What is asked —
Reproduce all of the material word for word.

-.-.-

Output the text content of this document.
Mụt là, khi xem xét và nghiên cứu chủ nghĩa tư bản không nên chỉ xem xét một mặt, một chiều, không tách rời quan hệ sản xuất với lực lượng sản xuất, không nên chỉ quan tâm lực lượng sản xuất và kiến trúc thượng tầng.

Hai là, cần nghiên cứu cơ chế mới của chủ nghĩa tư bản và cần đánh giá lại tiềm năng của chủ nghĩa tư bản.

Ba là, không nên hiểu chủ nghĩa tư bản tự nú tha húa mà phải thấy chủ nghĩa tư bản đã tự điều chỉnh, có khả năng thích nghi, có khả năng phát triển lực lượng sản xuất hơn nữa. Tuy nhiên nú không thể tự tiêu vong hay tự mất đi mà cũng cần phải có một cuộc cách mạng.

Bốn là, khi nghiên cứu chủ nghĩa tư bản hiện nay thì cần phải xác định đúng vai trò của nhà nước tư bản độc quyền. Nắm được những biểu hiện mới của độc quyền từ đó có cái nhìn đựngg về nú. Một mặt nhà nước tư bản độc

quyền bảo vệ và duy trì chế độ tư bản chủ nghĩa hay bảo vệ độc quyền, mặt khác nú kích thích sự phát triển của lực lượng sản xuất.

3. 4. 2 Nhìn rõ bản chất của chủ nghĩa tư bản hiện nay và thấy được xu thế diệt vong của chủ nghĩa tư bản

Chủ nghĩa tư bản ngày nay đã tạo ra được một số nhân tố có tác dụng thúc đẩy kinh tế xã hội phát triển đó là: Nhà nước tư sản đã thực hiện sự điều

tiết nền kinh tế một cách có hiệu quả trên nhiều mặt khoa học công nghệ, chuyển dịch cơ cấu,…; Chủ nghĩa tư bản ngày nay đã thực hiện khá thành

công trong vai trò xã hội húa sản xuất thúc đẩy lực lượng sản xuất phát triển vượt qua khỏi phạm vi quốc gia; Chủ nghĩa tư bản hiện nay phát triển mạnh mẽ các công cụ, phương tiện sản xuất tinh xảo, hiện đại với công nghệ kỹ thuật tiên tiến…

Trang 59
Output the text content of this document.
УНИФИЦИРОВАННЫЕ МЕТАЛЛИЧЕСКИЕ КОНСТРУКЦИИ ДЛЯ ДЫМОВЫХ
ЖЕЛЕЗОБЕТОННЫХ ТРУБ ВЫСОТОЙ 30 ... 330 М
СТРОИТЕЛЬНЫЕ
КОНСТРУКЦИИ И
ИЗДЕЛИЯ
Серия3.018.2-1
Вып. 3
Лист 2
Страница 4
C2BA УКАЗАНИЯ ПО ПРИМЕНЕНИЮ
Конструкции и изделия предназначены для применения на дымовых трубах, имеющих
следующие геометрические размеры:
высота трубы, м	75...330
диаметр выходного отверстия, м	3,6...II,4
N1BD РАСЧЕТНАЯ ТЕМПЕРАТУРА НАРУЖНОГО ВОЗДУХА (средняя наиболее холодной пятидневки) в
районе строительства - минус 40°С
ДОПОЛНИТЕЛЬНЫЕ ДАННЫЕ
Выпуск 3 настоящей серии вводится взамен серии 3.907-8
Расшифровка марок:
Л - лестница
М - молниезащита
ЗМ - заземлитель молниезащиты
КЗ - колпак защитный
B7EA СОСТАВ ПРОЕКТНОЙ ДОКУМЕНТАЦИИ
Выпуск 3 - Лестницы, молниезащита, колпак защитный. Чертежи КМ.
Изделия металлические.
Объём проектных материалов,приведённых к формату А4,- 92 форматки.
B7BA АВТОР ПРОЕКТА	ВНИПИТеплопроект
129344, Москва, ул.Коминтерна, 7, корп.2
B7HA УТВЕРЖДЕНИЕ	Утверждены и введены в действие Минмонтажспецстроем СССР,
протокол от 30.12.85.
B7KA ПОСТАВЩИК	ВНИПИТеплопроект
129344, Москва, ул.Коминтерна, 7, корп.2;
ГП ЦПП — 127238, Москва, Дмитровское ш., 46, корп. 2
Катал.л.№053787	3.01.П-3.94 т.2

-.-.-

Correct answer —
Output the text content of this document.
Mụt là, khi xem xét và nghiên cứu chủ nghĩa tư bản không nên chỉ xem xét một mặt, một chiều, không tách rời quan hệ sản xuất với lực lượng sản xuất, không nên chỉ quan tâm lực lượng sản xuất và kiến trúc thượng tầng.

Hai là, cần nghiên cứu cơ chế mới của chủ nghĩa tư bản và cần đánh giá lại tiềm năng của chủ nghĩa tư bản.

Ba là, không nên hiểu chủ nghĩa tư bản tự nú tha húa mà phải thấy chủ nghĩa tư bản đã tự điều chỉnh, có khả năng thích nghi, có khả năng phát triển lực lượng sản xuất hơn nữa. Tuy nhiên nú không thể tự tiêu vong hay tự mất đi mà cũng cần phải có một cuộc cách mạng.

Bốn là, khi nghiên cứu chủ nghĩa tư bản hiện nay thì cần phải xác định đúng vai trò của nhà nước tư bản độc quyền. Nắm được những biểu hiện mới của độc quyền từ đó có cái nhìn đựngg về nú. Một mặt nhà nước tư bản độc

quyền bảo vệ và duy trì chế độ tư bản chủ nghĩa hay bảo vệ độc quyền, mặt khác nú kích thích sự phát triển của lực lượng sản xuất.

3. 4. 2 Nhìn rõ bản chất của chủ nghĩa tư bản hiện nay và thấy được xu thế diệt vong của chủ nghĩa tư bản

Chủ nghĩa tư bản ngày nay đã tạo ra được một số nhân tố có tác dụng thúc đẩy kinh tế xã hội phát triển đó là: Nhà nước tư sản đã thực hiện sự điều

tiết nền kinh tế một cách có hiệu quả trên nhiều mặt khoa học công nghệ, chuyển dịch cơ cấu,…; Chủ nghĩa tư bản ngày nay đã thực hiện khá thành

công trong vai trò xã hội húa sản xuất thúc đẩy lực lượng sản xuất phát triển vượt qua khỏi phạm vi quốc gia; Chủ nghĩa tư bản hiện nay phát triển mạnh mẽ các công cụ, phương tiện sản xuất tinh xảo, hiện đại với công nghệ kỹ thuật tiên tiến…

Trang 59
Output the text content of this document.
УНИФИЦИРОВАННЫЕ МЕТАЛЛИЧЕСКИЕ КОНСТРУКЦИИ ДЛЯ ДЫМОВЫХ
ЖЕЛЕЗОБЕТОННЫХ ТРУБ ВЫСОТОЙ 30 ... 330 М
СТРОИТЕЛЬНЫЕ
КОНСТРУКЦИИ И
ИЗДЕЛИЯ
Серия3.018.2-1
Вып. 3
Лист 2
Страница 4
C2BA УКАЗАНИЯ ПО ПРИМЕНЕНИЮ
Конструкции и изделия предназначены для применения на дымовых трубах, имеющих
следующие геометрические размеры:
высота трубы, м	75...330
диаметр выходного отверстия, м	3,6...II,4
N1BD РАСЧЕТНАЯ ТЕМПЕРАТУРА НАРУЖНОГО ВОЗДУХА (средняя наиболее холодной пятидневки) в
районе строительства - минус 40°С
ДОПОЛНИТЕЛЬНЫЕ ДАННЫЕ
Выпуск 3 настоящей серии вводится взамен серии 3.907-8
Расшифровка марок:
Л - лестница
М - молниезащита
ЗМ - заземлитель молниезащиты
КЗ - колпак защитный
B7EA СОСТАВ ПРОЕКТНОЙ ДОКУМЕНТАЦИИ
Выпуск 3 - Лестницы, молниезащита, колпак защитный. Чертежи КМ.
Изделия металлические.
Объём проектных материалов,приведённых к формату А4,- 92 форматки.
B7BA АВТОР ПРОЕКТА	ВНИПИТеплопроект
129344, Москва, ул.Коминтерна, 7, корп.2
B7HA УТВЕРЖДЕНИЕ	Утверждены и введены в действие Минмонтажспецстроем СССР,
протокол от 30.12.85.
B7KA ПОСТАВЩИК	ВНИПИТеплопроект
129344, Москва, ул.Коминтерна, 7, корп.2;
ГП ЦПП — 127238, Москва, Дмитровское ш., 46, корп. 2
Катал.л.№053787	3.01.П-3.94 т.2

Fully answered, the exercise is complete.